### Goal
Find and return each line containing "metatarso".

### Data for this exercise
--- START ---

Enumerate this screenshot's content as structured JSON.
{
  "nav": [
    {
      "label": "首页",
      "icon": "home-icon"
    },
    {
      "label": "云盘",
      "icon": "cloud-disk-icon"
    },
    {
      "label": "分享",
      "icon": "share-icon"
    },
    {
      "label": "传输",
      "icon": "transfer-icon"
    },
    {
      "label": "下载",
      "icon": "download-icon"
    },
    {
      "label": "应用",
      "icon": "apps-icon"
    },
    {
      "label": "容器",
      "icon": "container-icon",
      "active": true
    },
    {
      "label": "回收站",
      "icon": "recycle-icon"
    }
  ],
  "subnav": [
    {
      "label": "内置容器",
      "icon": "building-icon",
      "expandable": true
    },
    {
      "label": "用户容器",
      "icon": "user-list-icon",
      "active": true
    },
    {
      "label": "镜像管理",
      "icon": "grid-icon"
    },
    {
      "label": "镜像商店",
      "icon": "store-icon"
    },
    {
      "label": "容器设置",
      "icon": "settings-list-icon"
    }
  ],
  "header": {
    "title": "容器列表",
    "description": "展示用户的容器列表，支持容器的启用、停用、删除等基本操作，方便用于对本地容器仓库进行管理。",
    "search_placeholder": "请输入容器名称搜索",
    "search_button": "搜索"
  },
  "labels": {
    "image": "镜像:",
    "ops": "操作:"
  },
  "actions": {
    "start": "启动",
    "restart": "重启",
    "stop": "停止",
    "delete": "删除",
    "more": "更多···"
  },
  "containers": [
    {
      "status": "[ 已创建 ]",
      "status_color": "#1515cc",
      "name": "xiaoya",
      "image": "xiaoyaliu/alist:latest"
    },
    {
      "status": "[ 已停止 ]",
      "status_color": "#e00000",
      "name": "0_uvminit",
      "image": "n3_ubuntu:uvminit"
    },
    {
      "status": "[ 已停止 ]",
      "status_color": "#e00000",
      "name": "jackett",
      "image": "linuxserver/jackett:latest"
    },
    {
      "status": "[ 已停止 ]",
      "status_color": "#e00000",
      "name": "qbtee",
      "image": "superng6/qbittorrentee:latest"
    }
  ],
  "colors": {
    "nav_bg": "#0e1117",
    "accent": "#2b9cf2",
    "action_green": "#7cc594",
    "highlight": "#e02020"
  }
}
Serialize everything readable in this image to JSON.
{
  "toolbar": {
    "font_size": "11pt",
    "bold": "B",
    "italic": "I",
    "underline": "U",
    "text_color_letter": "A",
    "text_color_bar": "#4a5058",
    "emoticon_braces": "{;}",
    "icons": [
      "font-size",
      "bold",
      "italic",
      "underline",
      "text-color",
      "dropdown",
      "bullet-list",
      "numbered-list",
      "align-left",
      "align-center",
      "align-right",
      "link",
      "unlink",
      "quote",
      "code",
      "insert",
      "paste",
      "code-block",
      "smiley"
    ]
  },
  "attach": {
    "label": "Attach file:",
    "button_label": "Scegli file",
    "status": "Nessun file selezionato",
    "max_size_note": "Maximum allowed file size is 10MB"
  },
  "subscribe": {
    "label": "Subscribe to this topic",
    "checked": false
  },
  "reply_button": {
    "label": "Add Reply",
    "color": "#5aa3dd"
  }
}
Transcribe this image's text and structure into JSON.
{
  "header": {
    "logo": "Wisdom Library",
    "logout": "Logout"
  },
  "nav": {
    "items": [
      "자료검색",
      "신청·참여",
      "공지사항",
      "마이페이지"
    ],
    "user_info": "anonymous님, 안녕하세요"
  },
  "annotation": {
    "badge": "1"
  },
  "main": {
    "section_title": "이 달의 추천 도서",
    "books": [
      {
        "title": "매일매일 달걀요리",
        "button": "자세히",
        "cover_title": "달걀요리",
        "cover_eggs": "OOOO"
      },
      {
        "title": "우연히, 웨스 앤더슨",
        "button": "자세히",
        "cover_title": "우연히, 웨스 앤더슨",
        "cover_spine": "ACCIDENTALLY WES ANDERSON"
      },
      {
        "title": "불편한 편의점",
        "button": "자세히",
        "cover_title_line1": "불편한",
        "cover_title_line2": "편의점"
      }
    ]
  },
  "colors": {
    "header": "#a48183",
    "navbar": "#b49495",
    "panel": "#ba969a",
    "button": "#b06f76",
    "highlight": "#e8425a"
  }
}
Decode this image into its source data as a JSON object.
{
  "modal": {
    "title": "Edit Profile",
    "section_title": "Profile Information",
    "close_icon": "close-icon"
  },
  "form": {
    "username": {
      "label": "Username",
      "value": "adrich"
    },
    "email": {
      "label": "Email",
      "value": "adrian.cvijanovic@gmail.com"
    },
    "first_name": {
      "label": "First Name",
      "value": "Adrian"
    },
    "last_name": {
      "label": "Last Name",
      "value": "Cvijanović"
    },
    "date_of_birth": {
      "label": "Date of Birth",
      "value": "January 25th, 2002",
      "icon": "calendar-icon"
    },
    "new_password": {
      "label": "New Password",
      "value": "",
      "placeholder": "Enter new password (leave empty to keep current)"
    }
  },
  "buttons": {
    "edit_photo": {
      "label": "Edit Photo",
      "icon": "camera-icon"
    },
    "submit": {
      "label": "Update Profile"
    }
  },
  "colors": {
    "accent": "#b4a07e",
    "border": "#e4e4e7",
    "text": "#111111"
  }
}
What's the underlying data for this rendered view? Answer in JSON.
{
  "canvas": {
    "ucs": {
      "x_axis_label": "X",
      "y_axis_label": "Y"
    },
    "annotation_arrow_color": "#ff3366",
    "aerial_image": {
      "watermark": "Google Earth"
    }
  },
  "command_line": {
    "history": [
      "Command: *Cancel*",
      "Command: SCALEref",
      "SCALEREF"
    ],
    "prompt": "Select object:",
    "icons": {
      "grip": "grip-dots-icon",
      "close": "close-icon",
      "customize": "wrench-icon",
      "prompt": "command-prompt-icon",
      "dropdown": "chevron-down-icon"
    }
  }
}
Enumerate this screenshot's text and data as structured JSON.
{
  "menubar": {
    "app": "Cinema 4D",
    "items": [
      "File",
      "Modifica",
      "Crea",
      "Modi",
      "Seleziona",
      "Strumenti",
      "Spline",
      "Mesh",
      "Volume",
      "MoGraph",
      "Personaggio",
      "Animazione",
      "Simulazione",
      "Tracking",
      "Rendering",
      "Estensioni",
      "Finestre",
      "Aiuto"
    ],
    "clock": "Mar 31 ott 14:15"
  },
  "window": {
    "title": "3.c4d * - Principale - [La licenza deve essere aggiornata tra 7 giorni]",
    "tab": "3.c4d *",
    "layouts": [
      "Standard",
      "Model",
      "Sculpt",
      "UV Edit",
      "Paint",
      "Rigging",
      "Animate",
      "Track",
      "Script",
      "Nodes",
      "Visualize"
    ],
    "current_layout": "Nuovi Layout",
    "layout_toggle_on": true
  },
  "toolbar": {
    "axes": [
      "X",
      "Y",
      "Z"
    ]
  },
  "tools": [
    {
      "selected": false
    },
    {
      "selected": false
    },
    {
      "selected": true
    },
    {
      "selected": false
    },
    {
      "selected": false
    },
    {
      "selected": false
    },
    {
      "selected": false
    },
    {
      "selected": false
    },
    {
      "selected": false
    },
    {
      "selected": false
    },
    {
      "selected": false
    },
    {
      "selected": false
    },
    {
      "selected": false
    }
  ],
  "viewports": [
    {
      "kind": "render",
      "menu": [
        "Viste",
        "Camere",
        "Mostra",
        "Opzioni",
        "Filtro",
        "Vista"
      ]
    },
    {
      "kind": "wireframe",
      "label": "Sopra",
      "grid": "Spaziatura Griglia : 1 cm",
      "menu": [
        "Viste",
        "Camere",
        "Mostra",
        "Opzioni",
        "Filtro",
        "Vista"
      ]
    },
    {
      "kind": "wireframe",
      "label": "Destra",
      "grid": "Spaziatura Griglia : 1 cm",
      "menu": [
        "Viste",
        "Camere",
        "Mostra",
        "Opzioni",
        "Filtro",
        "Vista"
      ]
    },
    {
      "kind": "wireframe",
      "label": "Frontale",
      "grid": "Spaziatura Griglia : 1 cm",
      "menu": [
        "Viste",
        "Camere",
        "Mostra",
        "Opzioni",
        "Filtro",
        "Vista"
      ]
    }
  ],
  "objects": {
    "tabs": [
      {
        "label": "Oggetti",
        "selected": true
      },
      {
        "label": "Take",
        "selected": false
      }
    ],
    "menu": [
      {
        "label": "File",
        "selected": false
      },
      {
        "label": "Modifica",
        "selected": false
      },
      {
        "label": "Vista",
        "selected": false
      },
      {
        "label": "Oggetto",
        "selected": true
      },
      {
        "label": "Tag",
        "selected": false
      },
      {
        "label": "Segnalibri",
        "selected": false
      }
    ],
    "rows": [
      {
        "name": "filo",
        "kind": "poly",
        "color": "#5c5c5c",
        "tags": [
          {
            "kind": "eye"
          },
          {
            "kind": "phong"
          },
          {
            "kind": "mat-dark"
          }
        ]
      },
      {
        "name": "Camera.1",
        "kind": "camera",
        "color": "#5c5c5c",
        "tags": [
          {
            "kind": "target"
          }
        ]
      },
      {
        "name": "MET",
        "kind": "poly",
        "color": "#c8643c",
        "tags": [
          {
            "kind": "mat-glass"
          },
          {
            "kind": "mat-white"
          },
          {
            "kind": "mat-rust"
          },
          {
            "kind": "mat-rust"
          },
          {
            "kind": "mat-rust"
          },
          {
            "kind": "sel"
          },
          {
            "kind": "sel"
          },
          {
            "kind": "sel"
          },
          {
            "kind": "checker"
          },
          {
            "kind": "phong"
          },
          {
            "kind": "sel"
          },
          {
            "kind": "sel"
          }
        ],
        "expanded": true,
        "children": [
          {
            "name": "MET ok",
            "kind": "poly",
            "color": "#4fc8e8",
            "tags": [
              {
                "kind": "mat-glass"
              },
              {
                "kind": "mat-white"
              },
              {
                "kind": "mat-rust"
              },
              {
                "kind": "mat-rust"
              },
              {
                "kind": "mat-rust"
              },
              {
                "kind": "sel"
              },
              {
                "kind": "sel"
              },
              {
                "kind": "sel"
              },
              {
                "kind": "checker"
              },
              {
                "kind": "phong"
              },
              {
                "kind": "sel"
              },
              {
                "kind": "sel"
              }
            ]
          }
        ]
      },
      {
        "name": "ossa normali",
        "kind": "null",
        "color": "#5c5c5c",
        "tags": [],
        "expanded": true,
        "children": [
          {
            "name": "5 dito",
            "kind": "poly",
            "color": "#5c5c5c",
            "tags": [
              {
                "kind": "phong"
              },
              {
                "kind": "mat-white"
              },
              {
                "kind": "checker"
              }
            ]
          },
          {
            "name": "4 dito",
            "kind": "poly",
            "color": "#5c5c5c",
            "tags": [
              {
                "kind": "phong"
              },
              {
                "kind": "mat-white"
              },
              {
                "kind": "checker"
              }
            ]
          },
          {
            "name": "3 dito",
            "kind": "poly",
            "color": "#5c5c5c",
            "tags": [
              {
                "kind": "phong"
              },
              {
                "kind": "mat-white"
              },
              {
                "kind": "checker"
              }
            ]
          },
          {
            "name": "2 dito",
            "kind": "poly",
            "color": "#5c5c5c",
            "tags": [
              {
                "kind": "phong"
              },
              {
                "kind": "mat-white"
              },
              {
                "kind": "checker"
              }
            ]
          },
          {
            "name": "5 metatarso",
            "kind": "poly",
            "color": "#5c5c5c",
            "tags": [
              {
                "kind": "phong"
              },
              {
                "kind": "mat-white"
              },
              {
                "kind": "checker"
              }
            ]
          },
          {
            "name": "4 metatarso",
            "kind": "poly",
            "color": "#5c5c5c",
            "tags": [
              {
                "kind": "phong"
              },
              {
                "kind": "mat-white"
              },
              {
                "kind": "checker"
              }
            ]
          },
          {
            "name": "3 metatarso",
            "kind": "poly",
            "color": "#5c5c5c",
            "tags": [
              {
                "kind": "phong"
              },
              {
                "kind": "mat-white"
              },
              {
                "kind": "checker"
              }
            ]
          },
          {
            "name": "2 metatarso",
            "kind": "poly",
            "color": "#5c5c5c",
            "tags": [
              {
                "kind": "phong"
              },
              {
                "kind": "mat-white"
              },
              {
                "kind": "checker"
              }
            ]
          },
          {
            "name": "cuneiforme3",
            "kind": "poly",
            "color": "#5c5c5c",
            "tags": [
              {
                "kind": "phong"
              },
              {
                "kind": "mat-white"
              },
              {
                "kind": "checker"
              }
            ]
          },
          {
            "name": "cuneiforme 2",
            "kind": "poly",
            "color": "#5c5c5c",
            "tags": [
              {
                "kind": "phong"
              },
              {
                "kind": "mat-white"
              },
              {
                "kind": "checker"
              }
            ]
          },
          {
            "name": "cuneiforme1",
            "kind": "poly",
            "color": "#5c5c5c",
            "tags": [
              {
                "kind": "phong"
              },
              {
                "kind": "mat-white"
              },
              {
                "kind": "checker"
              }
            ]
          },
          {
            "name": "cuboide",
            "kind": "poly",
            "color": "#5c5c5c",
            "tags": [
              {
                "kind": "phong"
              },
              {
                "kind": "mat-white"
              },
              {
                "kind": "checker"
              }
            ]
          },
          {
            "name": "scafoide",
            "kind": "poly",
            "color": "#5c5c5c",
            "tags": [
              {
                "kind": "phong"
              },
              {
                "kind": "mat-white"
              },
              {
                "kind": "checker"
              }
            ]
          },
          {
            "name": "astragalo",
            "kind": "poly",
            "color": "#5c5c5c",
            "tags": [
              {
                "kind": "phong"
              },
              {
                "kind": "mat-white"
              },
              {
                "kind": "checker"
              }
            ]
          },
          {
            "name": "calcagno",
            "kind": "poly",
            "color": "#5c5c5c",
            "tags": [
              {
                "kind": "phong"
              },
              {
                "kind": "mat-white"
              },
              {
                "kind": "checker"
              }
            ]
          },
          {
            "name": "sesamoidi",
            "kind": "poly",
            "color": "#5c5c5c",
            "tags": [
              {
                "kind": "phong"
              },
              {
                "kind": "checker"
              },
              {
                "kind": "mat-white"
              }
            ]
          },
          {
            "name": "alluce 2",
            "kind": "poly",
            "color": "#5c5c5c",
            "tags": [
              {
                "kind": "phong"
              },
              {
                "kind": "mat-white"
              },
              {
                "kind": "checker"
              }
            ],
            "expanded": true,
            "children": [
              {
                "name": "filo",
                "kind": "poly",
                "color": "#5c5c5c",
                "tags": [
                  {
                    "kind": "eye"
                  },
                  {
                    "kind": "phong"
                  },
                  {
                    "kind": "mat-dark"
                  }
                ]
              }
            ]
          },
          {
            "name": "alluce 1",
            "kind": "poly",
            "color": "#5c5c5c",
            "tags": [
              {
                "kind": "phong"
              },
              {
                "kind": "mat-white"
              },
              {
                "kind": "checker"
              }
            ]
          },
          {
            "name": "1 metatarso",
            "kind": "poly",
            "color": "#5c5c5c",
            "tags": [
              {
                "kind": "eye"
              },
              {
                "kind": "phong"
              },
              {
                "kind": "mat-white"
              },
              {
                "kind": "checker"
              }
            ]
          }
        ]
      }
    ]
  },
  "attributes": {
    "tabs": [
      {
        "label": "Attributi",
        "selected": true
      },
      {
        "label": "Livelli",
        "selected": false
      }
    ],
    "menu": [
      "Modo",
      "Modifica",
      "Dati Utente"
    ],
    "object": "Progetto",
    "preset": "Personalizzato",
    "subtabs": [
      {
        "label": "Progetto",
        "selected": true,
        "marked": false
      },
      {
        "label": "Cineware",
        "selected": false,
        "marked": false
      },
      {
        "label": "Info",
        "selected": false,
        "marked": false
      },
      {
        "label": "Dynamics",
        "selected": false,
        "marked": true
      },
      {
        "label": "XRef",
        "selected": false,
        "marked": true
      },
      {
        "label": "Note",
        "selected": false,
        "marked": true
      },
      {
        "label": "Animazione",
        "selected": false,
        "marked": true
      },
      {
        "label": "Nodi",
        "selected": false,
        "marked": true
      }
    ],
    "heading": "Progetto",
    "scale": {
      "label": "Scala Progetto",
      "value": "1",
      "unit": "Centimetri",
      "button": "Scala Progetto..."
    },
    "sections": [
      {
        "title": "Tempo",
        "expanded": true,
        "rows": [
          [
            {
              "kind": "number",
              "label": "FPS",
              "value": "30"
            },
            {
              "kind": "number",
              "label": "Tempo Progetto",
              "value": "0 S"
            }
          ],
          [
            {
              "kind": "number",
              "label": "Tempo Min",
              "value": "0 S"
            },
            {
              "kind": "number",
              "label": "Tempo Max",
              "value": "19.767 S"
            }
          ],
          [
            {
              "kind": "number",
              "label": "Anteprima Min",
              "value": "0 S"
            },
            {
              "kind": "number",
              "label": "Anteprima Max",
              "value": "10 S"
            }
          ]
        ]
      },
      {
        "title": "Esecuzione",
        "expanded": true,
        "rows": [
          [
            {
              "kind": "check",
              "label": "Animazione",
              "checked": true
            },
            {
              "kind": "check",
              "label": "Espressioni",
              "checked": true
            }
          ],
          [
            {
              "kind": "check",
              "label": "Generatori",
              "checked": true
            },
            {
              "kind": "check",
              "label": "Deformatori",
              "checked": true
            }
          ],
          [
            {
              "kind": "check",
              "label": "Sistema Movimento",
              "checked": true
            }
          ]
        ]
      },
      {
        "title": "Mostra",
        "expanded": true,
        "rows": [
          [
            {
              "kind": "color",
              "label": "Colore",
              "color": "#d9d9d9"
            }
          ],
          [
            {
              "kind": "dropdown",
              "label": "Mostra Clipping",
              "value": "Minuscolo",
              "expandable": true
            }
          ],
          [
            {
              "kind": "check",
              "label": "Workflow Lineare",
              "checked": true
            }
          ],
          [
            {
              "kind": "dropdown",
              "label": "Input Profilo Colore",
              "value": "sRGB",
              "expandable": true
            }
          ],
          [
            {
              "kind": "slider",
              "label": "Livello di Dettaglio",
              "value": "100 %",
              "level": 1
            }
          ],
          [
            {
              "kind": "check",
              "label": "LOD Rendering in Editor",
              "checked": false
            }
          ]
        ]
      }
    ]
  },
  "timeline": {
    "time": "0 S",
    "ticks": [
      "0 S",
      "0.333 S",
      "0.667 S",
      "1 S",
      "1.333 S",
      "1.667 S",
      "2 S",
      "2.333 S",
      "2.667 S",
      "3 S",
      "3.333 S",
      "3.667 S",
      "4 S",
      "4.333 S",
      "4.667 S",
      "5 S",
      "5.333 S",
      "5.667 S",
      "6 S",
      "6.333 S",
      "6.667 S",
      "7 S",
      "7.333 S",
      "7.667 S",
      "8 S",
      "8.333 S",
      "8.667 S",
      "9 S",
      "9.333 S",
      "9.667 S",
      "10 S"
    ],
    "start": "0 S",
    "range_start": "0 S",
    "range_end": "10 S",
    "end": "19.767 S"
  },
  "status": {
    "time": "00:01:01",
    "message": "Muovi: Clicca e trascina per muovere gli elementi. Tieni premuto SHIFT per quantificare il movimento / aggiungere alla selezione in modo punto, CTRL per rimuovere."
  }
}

--- END ---

### Exercise result
            "name": "5 metatarso",
            "name": "4 metatarso",
            "name": "3 metatarso",
            "name": "2 metatarso",
            "name": "1 metatarso",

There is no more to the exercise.